* START Page extract *
The City announced Friday it will provide up to $5.9 million to convert Manoir Lafontaine into affordable housing units.

Social housing charity Interloge will oversee the project in collaboration with the City.

Last year, Quebec’s rental board tribunal sided with tenants who took issue with planned renovations to the building.

Tenants staged protests after their landlord gave them a deadline to move out.

RENT RATES ON THE RISE: REPORT

The announcement comes as many Montrealers struggle to find a place to live ahead of July 1, a popular moving day.

Andre Drouin, who lives with an intellectual disability, says finding housing is “like trying to find a needle in a haystack.”

Drouin says he can’t work and collects social aid to pay the bills, but it’s not enough for landlords in Montreal to give him a lease.

“I even told one landlord once a couple months ago, why do you think there’s so much homelessness in the city? Why do you think there are so many people on the streets of Montreal? It’s because of landlords like you not wanting to rent to people on welfare,” he said.

A recent study from Rentals.com and Urbanation found rates for a two-bedroom in Montreal are up ten per cent from last year.

Experts say inflation, rising interest rates and a short supply are driving up costs. Many people simply can’t afford to buy, which is driving up demand to rent, says Mark-Andre Martel, a real estate broker with Sutton Group.

“It is possible that we start seeing bidding wars in rentals at prices that last year we weren’t seeing at all,” he said.

Martel is hopeful the market will adjust and sellers will be forced to lower their expectations, but there’s no telling how soon that could happen.

Higher interest rates will take some air out of the housing market, but that could be only temporary, says Moshe Lander, an economics professor at Concordia University.

“The longer-term state of Montreal housing is that prices will probably start rebounding later this year and continue rising for an indefinite period,” he said.

Another problem, says Lander, is the zoning laws in Montreal put in place to protect heritage buildings.

“When you’re constraining supply, then any increase in demand is inevitably going to drive prices up,” he said.
* END Page extract *
* START Extracted information *
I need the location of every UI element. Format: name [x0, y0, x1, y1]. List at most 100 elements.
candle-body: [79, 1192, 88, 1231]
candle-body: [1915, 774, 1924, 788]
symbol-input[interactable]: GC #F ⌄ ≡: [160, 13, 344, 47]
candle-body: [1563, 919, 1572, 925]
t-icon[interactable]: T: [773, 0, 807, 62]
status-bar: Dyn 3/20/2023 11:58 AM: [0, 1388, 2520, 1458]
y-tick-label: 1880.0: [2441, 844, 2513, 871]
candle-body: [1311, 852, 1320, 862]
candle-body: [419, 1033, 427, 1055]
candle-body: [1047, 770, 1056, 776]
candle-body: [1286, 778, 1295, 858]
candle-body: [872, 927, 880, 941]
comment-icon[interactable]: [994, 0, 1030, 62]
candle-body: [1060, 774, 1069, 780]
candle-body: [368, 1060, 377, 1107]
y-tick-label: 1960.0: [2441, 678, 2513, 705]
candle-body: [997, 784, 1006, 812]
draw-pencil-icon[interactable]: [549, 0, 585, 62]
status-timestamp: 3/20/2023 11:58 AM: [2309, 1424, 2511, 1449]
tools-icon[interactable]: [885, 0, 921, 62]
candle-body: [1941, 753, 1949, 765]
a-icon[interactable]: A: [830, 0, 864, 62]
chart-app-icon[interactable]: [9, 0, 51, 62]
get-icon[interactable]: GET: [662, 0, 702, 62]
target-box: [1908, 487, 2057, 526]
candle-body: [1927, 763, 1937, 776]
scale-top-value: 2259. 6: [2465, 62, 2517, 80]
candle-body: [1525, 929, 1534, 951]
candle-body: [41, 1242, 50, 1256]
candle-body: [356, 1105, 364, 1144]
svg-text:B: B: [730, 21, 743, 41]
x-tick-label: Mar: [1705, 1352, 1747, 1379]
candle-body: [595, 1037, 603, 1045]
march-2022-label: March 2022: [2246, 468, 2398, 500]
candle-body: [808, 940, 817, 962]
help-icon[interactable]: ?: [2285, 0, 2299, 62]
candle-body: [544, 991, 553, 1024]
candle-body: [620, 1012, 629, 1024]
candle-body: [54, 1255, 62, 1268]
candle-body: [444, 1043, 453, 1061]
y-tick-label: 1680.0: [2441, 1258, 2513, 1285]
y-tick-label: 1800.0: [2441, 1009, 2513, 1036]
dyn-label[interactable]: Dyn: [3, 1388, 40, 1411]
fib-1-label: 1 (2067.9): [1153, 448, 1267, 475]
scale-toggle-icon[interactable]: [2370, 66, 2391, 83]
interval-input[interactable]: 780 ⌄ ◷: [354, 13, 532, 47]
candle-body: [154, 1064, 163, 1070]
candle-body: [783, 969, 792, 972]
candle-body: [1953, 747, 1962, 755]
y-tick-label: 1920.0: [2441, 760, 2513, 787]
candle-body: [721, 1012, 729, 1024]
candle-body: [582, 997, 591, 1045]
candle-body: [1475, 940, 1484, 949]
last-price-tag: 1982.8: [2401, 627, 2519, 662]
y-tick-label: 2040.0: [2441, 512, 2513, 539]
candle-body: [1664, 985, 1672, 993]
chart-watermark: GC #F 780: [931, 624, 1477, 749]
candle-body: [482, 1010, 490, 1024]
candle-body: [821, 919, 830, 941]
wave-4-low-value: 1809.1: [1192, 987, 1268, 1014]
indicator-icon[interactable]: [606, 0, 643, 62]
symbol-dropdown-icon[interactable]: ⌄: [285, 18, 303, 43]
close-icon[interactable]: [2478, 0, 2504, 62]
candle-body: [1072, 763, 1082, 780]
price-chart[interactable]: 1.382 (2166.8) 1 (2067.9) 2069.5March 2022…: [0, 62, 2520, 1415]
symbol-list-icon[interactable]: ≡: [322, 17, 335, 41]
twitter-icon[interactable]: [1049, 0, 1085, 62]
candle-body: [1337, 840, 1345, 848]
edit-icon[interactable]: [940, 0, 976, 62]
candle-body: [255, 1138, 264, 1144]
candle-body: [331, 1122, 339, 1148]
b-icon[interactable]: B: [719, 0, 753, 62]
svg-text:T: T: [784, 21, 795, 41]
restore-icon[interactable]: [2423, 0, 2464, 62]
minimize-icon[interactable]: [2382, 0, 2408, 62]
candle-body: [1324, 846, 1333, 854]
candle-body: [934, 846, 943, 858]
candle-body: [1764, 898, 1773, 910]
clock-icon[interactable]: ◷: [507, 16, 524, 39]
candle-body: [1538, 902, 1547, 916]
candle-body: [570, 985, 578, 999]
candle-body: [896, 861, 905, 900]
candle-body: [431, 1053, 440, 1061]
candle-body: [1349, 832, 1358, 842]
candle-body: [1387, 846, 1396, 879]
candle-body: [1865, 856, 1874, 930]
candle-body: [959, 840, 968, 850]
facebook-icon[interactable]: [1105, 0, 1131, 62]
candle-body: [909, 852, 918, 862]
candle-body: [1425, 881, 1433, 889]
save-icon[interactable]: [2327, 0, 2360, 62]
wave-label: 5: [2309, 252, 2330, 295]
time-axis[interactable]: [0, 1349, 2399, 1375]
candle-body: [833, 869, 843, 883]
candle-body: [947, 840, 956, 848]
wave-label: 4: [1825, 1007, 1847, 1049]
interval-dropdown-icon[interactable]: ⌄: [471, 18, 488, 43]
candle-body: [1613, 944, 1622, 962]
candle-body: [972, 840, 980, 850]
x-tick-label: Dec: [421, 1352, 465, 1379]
* END Extracted information *
## Given task 1
In the Montreal housing article, how much money will the City provide to convert Manoir Lafontaine into affordable housing units?
## Given task 2
According to the Montreal housing article, why does Moshe Lander see the city's zoning laws as a problem for housing prices?
Rely only on the Montreal housing article to answer.

## Correct response 1
Up to $5.9 million.

## Correct response 2
The zoning laws, meant to protect heritage buildings, constrain supply. When supply is constrained, any increase in demand drives prices up.